Task brief. Return each line of the entries below that contains the string "axis".
***** Provided records
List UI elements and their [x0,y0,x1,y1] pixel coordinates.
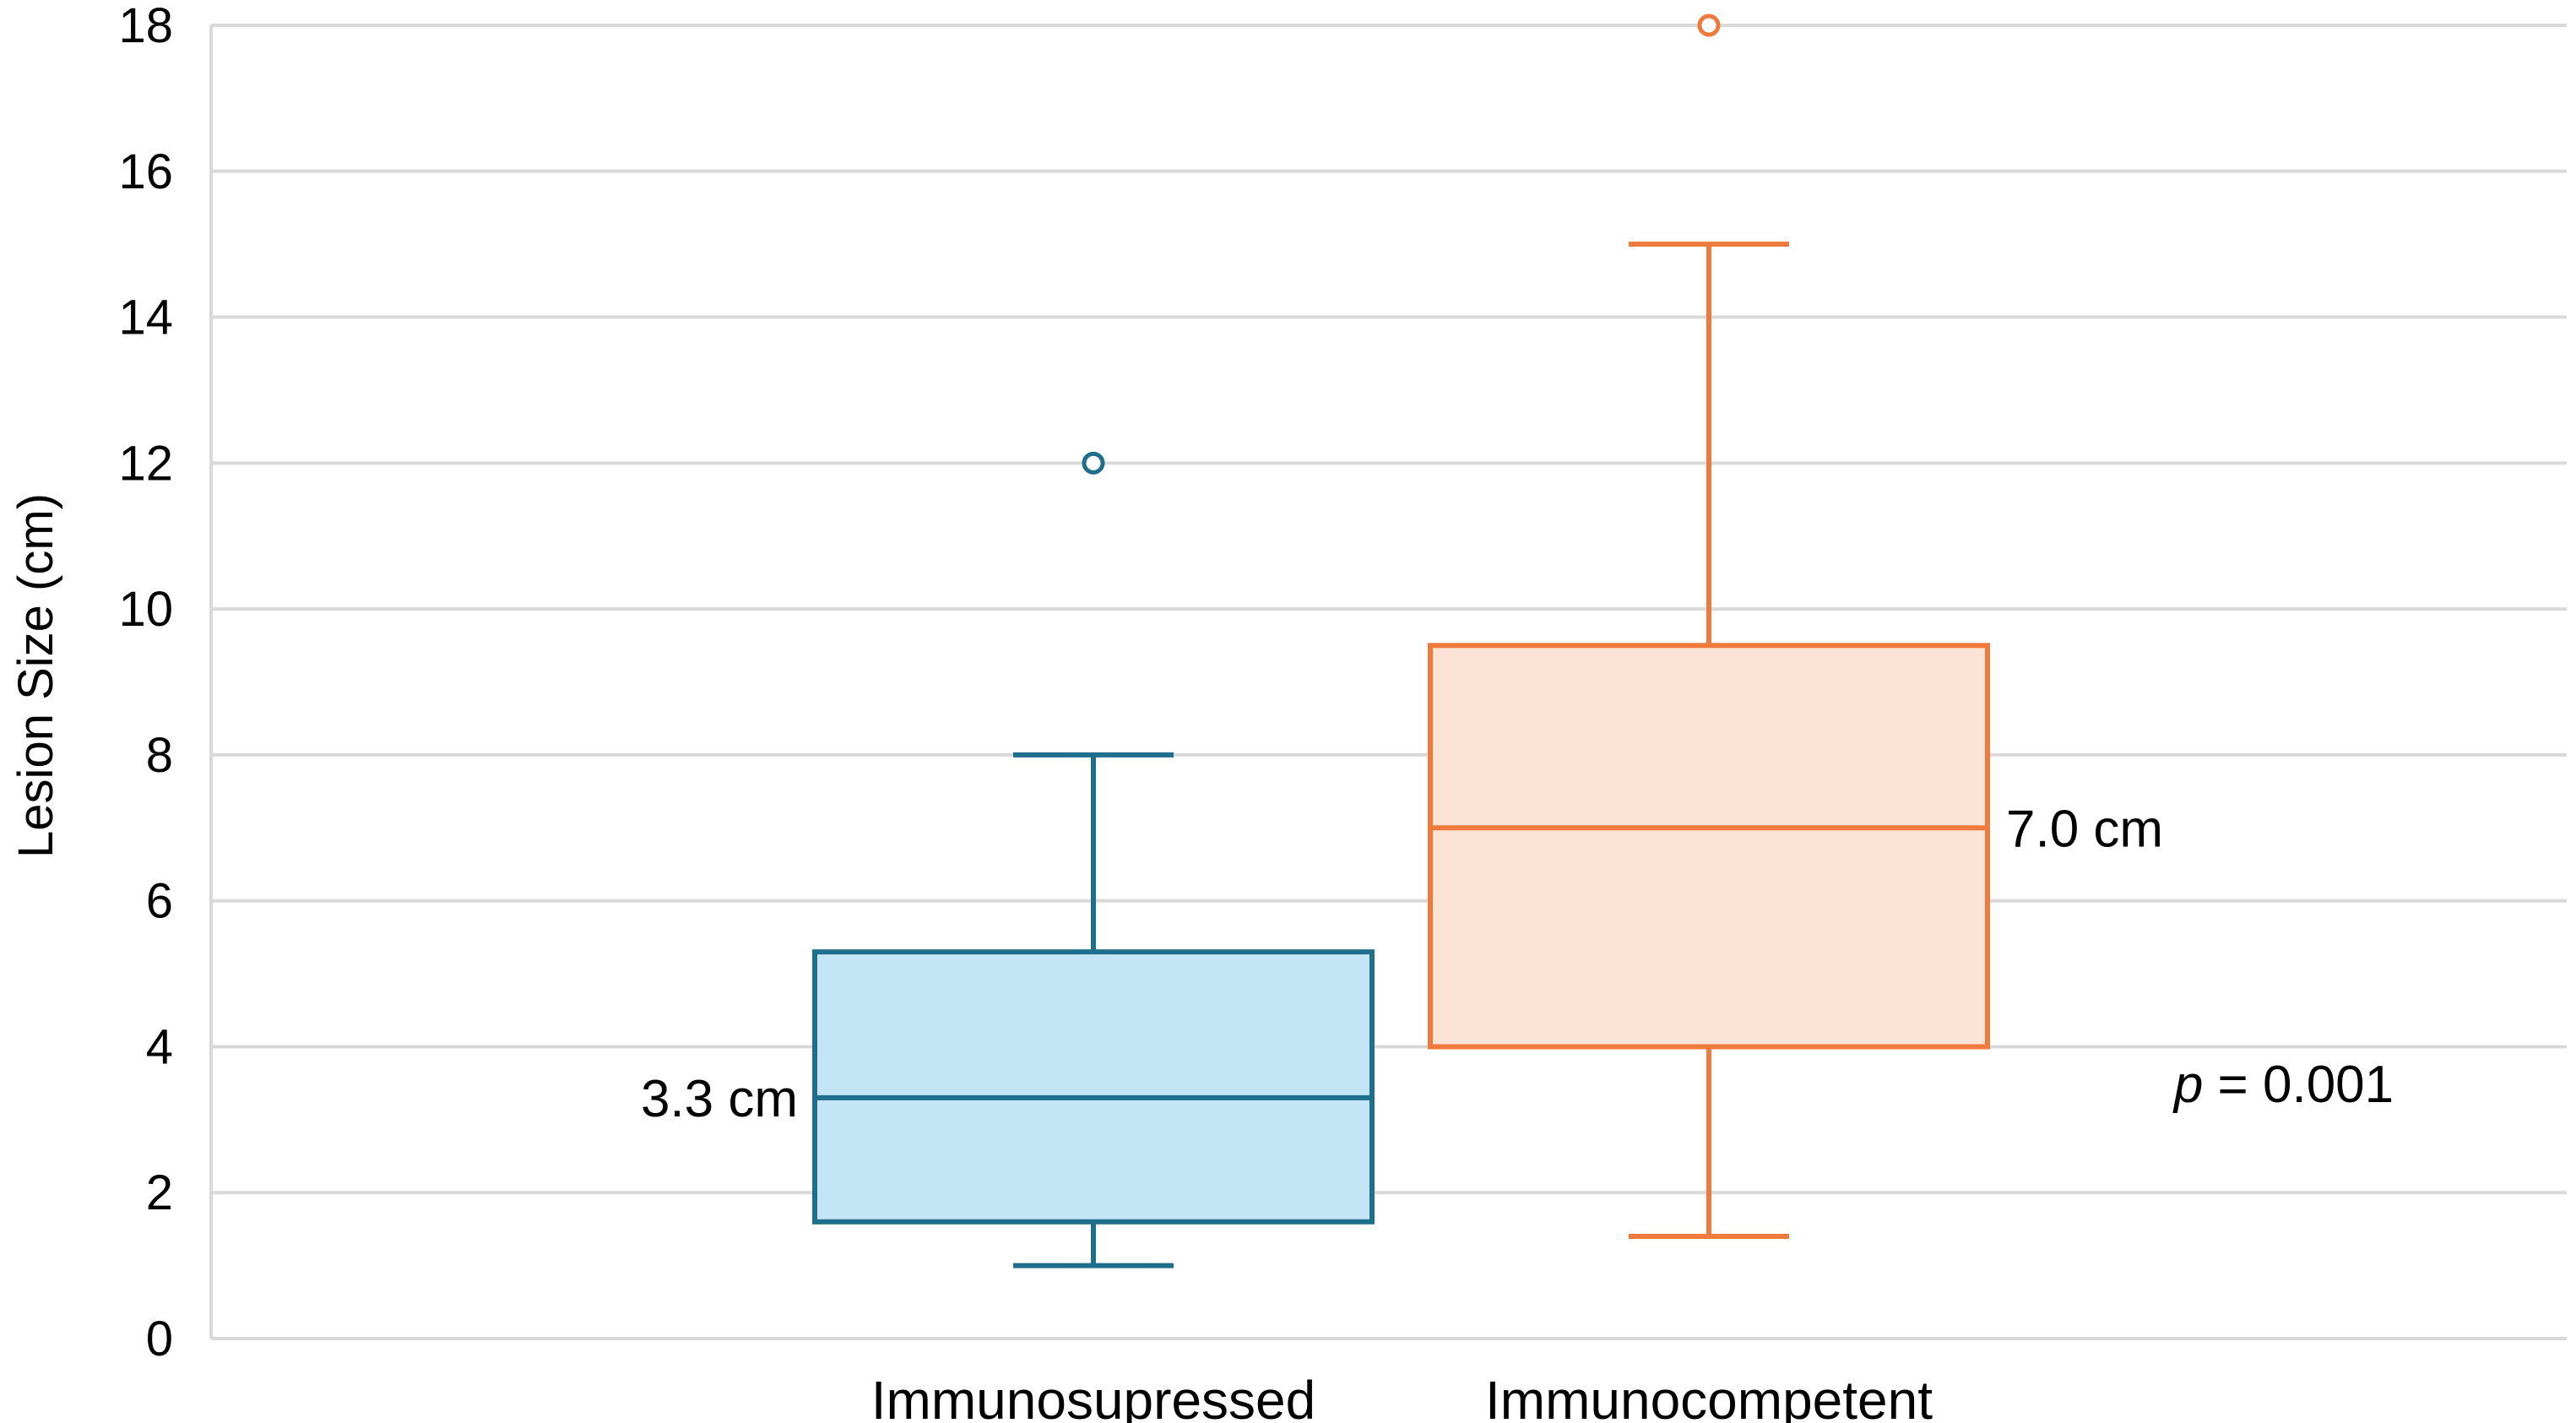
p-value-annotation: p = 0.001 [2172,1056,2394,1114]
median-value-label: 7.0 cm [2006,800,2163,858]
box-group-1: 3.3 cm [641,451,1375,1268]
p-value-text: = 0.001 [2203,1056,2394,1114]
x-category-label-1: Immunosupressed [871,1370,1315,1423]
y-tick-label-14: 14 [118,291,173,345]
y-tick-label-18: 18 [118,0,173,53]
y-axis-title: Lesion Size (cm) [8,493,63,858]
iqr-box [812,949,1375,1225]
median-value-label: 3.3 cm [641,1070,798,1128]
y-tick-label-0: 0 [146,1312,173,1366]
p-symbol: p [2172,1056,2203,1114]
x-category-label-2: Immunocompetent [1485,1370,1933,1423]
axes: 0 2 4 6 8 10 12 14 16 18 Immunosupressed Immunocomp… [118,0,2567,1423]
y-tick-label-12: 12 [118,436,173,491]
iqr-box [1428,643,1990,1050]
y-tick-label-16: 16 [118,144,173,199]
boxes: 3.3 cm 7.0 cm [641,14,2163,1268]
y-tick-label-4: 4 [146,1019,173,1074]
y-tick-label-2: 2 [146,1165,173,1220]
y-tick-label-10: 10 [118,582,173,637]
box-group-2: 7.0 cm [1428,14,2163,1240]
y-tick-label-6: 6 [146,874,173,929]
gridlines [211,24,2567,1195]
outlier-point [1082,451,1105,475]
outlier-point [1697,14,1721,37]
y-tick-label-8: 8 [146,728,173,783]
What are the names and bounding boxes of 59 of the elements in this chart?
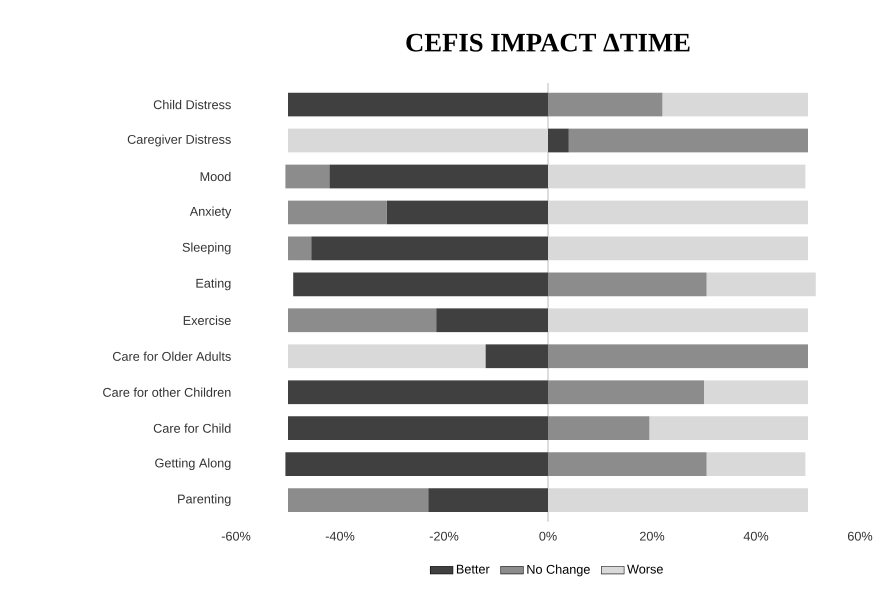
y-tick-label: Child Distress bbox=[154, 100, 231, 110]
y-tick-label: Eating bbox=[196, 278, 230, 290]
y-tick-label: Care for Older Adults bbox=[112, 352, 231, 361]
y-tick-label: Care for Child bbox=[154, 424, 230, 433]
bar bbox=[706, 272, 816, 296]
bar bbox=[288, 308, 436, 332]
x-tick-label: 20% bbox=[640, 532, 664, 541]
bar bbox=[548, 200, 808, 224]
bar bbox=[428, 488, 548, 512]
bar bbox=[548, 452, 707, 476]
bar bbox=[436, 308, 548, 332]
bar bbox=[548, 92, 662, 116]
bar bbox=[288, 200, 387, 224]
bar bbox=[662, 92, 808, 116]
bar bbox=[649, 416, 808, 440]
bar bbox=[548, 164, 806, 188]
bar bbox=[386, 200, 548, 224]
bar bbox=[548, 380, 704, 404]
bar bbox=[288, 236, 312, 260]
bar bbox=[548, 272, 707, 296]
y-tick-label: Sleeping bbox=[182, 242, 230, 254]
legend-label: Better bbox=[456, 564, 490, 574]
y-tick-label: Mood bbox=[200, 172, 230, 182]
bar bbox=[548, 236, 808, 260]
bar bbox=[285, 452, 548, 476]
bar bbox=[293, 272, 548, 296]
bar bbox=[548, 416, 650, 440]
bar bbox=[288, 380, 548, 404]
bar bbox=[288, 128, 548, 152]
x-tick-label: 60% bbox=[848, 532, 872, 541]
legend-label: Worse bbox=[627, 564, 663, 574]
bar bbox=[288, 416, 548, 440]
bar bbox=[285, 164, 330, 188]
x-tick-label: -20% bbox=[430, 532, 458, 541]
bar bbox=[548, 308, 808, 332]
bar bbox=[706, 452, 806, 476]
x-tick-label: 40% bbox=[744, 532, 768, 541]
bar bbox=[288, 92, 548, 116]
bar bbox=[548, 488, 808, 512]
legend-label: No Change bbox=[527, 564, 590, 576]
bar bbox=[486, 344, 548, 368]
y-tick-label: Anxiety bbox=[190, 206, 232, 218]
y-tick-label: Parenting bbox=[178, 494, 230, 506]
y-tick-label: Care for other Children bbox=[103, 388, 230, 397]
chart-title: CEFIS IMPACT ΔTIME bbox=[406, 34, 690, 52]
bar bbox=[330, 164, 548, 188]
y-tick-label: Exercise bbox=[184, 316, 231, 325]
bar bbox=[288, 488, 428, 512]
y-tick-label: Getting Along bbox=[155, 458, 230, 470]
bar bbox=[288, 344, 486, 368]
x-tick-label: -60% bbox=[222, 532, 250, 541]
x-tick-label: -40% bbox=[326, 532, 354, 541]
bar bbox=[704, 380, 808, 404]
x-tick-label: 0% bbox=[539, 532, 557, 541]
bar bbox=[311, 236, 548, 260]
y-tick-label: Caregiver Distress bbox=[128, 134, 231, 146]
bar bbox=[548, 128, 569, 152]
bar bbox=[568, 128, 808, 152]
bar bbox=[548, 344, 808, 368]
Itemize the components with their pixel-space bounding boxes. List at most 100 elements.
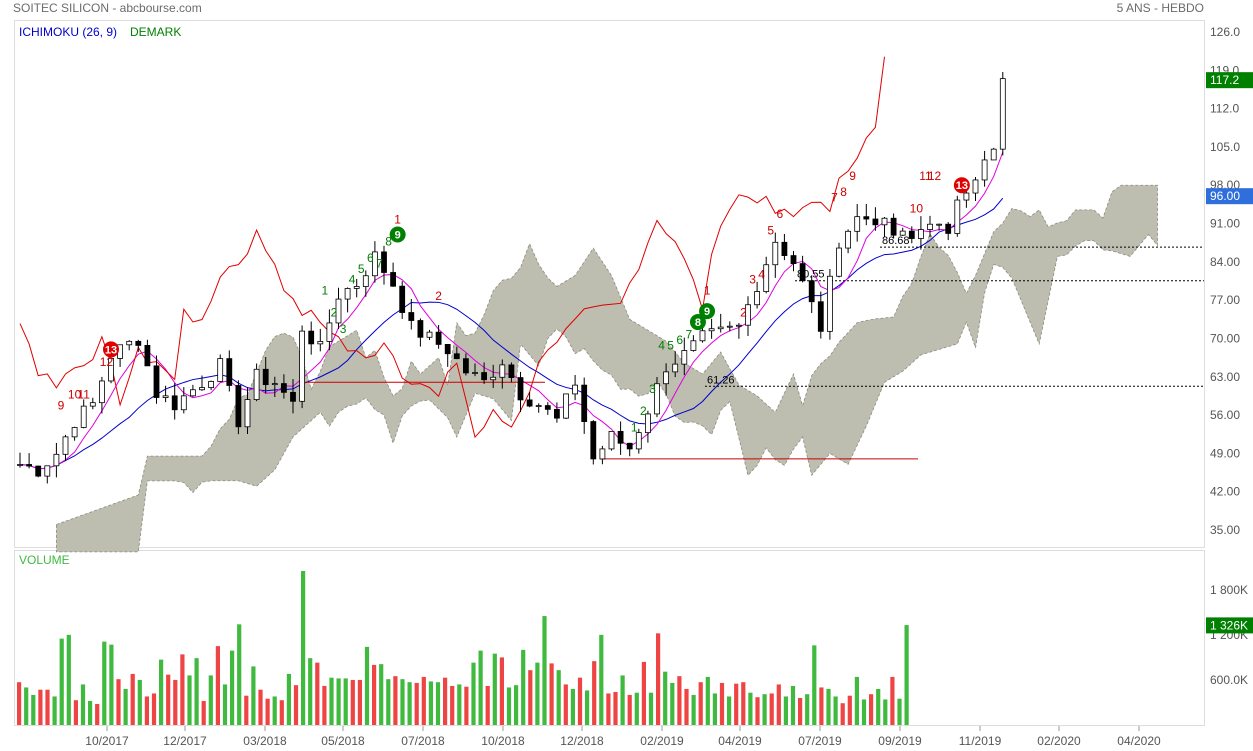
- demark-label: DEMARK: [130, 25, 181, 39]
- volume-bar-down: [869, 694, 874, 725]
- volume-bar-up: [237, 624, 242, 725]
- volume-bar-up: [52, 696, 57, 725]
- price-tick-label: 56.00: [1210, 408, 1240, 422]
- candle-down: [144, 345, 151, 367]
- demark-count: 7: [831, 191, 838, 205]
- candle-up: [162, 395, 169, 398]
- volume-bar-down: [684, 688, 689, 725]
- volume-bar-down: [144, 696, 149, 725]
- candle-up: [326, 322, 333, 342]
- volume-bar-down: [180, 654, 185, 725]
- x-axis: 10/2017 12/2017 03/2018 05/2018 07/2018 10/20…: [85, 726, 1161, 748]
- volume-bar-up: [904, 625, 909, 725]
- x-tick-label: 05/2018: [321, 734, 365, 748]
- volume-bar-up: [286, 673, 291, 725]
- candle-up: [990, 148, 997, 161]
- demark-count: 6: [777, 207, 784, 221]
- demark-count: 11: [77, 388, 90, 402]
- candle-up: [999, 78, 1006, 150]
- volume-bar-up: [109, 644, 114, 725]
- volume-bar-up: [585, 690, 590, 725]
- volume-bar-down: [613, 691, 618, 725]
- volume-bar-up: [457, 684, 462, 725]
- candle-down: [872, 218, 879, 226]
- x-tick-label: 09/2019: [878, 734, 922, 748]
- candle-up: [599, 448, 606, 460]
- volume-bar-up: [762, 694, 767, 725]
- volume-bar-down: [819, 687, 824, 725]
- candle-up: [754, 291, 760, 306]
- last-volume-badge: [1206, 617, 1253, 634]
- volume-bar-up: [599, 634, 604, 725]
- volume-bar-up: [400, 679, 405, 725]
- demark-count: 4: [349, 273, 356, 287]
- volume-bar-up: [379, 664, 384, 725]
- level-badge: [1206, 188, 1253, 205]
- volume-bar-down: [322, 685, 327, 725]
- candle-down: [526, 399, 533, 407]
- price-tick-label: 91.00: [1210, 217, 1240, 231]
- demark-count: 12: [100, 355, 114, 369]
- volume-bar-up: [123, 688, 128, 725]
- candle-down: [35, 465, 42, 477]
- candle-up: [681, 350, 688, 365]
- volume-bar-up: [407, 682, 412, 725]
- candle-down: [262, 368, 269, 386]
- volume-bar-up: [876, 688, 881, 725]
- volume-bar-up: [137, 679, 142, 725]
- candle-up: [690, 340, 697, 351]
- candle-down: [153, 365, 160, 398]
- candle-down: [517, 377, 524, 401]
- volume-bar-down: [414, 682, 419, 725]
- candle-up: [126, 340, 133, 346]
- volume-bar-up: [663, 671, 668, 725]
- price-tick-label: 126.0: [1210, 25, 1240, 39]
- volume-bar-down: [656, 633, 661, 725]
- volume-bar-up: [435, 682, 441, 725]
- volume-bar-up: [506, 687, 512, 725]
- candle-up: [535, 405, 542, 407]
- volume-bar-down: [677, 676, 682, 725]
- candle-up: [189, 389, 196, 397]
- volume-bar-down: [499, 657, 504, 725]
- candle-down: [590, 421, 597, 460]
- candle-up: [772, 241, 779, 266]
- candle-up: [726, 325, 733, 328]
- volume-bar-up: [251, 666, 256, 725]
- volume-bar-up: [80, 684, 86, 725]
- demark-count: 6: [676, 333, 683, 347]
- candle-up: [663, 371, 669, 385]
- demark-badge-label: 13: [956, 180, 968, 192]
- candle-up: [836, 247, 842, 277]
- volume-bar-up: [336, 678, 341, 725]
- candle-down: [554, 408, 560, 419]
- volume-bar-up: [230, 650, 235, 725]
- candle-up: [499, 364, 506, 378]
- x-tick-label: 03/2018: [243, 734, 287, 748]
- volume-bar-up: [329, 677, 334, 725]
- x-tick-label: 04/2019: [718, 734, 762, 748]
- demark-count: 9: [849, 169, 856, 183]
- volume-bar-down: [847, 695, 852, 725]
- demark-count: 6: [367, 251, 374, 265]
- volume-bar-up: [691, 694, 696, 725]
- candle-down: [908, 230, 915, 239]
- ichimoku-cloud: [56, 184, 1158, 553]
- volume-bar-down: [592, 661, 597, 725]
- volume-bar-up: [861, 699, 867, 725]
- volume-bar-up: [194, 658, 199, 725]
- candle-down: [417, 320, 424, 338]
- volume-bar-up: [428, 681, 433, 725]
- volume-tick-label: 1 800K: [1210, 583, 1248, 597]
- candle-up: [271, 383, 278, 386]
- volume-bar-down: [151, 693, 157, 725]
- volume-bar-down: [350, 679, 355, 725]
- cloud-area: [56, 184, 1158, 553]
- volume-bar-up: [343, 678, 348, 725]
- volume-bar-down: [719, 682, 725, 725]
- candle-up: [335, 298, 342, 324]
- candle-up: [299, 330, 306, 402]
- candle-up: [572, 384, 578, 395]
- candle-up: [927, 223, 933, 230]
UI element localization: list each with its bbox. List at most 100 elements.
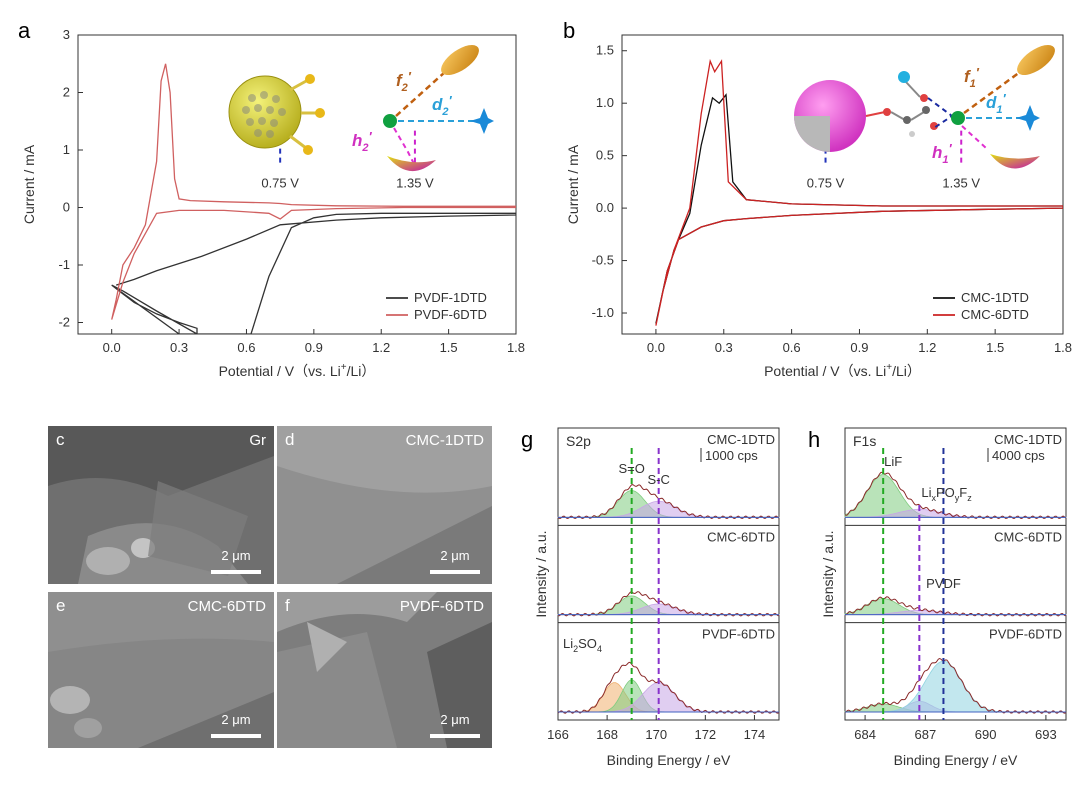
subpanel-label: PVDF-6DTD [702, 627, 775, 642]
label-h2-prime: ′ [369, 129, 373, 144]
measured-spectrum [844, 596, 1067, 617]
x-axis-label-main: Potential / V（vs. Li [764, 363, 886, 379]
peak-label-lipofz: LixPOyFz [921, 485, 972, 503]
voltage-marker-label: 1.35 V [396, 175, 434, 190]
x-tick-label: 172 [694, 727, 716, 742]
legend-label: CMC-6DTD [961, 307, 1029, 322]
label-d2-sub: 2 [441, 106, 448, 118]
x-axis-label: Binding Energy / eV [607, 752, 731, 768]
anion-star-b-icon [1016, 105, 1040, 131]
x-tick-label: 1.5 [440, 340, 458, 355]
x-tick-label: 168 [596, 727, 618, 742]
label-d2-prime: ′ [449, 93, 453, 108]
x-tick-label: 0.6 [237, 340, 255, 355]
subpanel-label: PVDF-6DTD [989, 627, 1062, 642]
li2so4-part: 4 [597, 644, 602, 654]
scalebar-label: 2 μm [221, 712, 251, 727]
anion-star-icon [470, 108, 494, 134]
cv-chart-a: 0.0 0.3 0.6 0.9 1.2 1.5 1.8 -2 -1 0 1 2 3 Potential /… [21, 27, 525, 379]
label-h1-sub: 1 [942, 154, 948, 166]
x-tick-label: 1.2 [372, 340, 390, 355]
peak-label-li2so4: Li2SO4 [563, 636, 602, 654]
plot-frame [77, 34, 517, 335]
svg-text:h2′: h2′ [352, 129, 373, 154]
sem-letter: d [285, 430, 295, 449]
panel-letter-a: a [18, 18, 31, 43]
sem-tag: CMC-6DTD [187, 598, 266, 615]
**********
Correct result.
y-axis-title: Lesion Size (cm) [8,493,63,858]
- x-axis: 10/2017 12/2017 03/2018 05/2018 07/2018 10/20…: [85, 726, 1161, 748]
x-axis-label-main: Potential / V（vs. Li [764, 363, 886, 379]
x-axis-label: Binding Energy / eV [607, 752, 731, 768]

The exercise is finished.